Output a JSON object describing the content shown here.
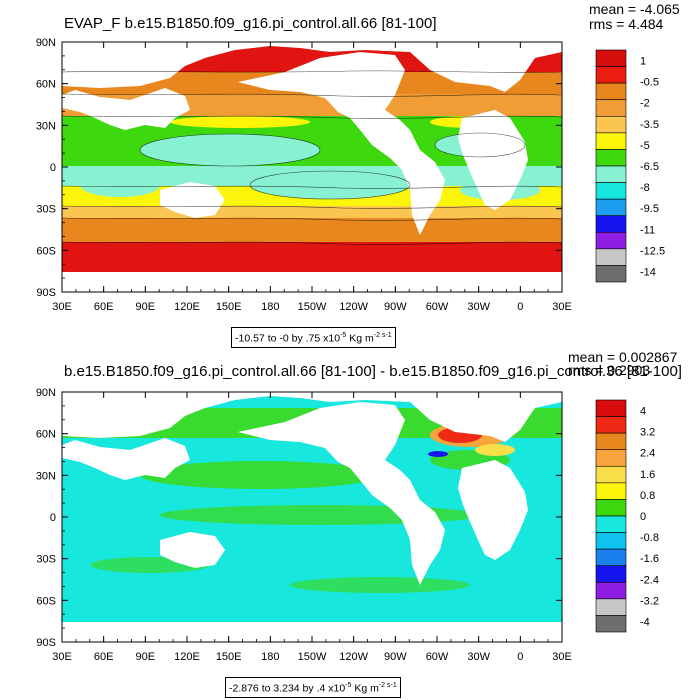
{
  "panels": [
    {
      "title": "EVAP_F b.e15.B1850.f09_g16.pi_control.all.66 [81-100]",
      "stats": {
        "mean": "mean = -4.065",
        "rms": "rms = 4.484"
      },
      "range": {
        "prefix": "-10.57 to -0 by .75 x10",
        "exp": "-5",
        "unit": " Kg m",
        "unit_exp": "-2 s-1"
      },
      "lat_labels": [
        "90N",
        "60N",
        "30N",
        "0",
        "30S",
        "60S",
        "90S"
      ],
      "lon_labels": [
        "30E",
        "60E",
        "90E",
        "120E",
        "150E",
        "180",
        "150W",
        "120W",
        "90W",
        "60W",
        "30W",
        "0",
        "30E"
      ],
      "colorbar": {
        "labels": [
          "1",
          "-0.5",
          "-2",
          "-3.5",
          "-5",
          "-6.5",
          "-8",
          "-9.5",
          "-11",
          "-12.5",
          "-14"
        ],
        "colors": [
          "#d40f0c",
          "#ea1d10",
          "#e9871f",
          "#f09d35",
          "#fbc552",
          "#fbf50a",
          "#3ed80f",
          "#88f1d1",
          "#17e7dd",
          "#1c9ff0",
          "#1414ee",
          "#8e1ee3",
          "#c7c7c7",
          "#6e6e6e"
        ]
      }
    },
    {
      "title": "b.e15.B1850.f09_g16.pi_control.all.66 [81-100] - b.e15.B1850.f09_g16.pi_control.36 [81-100]",
      "stats": {
        "mean": "mean = 0.002867",
        "rms": "rms = 0.2903"
      },
      "range": {
        "prefix": "-2.876 to 3.234 by .4 x10",
        "exp": "-5",
        "unit": " Kg m",
        "unit_exp": "-2 s-1"
      },
      "lat_labels": [
        "90N",
        "60N",
        "30N",
        "0",
        "30S",
        "60S",
        "90S"
      ],
      "lon_labels": [
        "30E",
        "60E",
        "90E",
        "120E",
        "150E",
        "180",
        "150W",
        "120W",
        "90W",
        "60W",
        "30W",
        "0",
        "30E"
      ],
      "colorbar": {
        "labels": [
          "4",
          "3.2",
          "2.4",
          "1.6",
          "0.8",
          "0",
          "-0.8",
          "-1.6",
          "-2.4",
          "-3.2",
          "-4"
        ],
        "colors": [
          "#d80c0c",
          "#ee2a16",
          "#e9871f",
          "#f6a43b",
          "#f9e04a",
          "#fbf50a",
          "#3ed80f",
          "#17e7dd",
          "#0fc3ee",
          "#1c7ff0",
          "#1414ee",
          "#8e1ee3",
          "#c7c7c7",
          "#6e6e6e"
        ]
      }
    }
  ]
}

════════════════════

# [EXERCISE PROMPT]
Give back each entry exactly as it appears, with no pictures.

# [THE COMPLETED TASK]
Output a JSON object describing the content shown here.
{
  "panels": [
    {
      "title": "EVAP_F b.e15.B1850.f09_g16.pi_control.all.66 [81-100]",
      "stats": {
        "mean": "mean = -4.065",
        "rms": "rms = 4.484"
      },
      "range": {
        "prefix": "-10.57 to -0 by .75 x10",
        "exp": "-5",
        "unit": " Kg m",
        "unit_exp": "-2 s-1"
      },
      "lat_labels": [
        "90N",
        "60N",
        "30N",
        "0",
        "30S",
        "60S",
        "90S"
      ],
      "lon_labels": [
        "30E",
        "60E",
        "90E",
        "120E",
        "150E",
        "180",
        "150W",
        "120W",
        "90W",
        "60W",
        "30W",
        "0",
        "30E"
      ],
      "colorbar": {
        "labels": [
          "1",
          "-0.5",
          "-2",
          "-3.5",
          "-5",
          "-6.5",
          "-8",
          "-9.5",
          "-11",
          "-12.5",
          "-14"
        ],
        "colors": [
          "#d40f0c",
          "#ea1d10",
          "#e9871f",
          "#f09d35",
          "#fbc552",
          "#fbf50a",
          "#3ed80f",
          "#88f1d1",
          "#17e7dd",
          "#1c9ff0",
          "#1414ee",
          "#8e1ee3",
          "#c7c7c7",
          "#6e6e6e"
        ]
      }
    },
    {
      "title": "b.e15.B1850.f09_g16.pi_control.all.66 [81-100] - b.e15.B1850.f09_g16.pi_control.36 [81-100]",
      "stats": {
        "mean": "mean = 0.002867",
        "rms": "rms = 0.2903"
      },
      "range": {
        "prefix": "-2.876 to 3.234 by .4 x10",
        "exp": "-5",
        "unit": " Kg m",
        "unit_exp": "-2 s-1"
      },
      "lat_labels": [
        "90N",
        "60N",
        "30N",
        "0",
        "30S",
        "60S",
        "90S"
      ],
      "lon_labels": [
        "30E",
        "60E",
        "90E",
        "120E",
        "150E",
        "180",
        "150W",
        "120W",
        "90W",
        "60W",
        "30W",
        "0",
        "30E"
      ],
      "colorbar": {
        "labels": [
          "4",
          "3.2",
          "2.4",
          "1.6",
          "0.8",
          "0",
          "-0.8",
          "-1.6",
          "-2.4",
          "-3.2",
          "-4"
        ],
        "colors": [
          "#d80c0c",
          "#ee2a16",
          "#e9871f",
          "#f6a43b",
          "#f9e04a",
          "#fbf50a",
          "#3ed80f",
          "#17e7dd",
          "#0fc3ee",
          "#1c7ff0",
          "#1414ee",
          "#8e1ee3",
          "#c7c7c7",
          "#6e6e6e"
        ]
      }
    }
  ]
}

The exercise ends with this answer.